▸ Your instructions
Every line that holds the string "Ingresá" is to be identified and copied.

▸ Entries taken from a collection
○ ○ ○ ○ ○ ○ ○

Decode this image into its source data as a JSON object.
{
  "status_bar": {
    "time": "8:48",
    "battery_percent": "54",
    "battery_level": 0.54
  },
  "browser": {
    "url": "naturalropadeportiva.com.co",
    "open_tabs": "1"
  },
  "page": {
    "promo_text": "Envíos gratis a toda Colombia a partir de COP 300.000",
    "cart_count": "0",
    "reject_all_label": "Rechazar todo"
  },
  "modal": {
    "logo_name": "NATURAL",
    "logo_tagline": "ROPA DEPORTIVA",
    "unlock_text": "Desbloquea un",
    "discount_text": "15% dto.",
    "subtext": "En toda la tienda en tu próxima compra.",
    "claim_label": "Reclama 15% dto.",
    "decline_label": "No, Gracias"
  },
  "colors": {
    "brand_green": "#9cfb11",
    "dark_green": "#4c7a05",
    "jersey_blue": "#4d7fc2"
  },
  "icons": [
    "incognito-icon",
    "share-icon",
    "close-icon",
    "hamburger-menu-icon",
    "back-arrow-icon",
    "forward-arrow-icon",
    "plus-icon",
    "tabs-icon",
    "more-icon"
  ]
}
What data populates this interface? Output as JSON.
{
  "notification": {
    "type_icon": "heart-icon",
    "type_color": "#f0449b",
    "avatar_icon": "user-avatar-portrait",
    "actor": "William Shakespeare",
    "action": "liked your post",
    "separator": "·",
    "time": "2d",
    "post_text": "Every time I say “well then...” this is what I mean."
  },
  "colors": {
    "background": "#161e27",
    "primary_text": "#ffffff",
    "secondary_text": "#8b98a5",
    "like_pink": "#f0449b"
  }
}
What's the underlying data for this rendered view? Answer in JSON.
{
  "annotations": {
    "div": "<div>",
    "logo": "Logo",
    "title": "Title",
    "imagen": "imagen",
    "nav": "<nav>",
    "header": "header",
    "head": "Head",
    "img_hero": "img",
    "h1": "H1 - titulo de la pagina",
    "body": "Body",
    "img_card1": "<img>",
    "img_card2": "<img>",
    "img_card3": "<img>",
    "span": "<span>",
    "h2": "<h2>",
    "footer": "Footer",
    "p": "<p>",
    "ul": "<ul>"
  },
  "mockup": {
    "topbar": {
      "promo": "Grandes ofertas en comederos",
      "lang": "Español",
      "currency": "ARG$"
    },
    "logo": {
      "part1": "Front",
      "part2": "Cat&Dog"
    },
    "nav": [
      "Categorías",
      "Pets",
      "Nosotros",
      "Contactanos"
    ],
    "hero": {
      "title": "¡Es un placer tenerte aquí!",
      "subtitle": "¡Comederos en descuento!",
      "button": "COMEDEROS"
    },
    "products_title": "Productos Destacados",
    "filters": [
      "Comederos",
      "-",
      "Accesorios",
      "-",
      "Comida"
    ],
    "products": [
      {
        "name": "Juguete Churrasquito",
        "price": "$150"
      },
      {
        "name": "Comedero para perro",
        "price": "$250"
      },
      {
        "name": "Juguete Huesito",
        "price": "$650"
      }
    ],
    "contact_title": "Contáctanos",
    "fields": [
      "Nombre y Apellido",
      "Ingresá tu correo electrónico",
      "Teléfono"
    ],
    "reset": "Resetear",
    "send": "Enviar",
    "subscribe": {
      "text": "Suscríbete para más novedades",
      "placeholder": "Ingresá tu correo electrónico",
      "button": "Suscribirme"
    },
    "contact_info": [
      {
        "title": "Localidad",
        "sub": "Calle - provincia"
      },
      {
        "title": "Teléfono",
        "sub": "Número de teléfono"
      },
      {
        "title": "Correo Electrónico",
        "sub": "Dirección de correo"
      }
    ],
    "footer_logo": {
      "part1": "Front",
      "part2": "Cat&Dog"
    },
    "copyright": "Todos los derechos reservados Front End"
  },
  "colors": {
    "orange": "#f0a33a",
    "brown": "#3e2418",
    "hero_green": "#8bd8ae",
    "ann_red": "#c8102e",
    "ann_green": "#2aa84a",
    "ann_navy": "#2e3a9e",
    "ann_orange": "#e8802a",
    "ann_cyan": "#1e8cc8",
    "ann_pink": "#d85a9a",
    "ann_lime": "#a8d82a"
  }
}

○ ○ ○ ○ ○ ○ ○

▸ Solution
      "Ingresá tu correo electrónico",
      "placeholder": "Ingresá tu correo electrónico",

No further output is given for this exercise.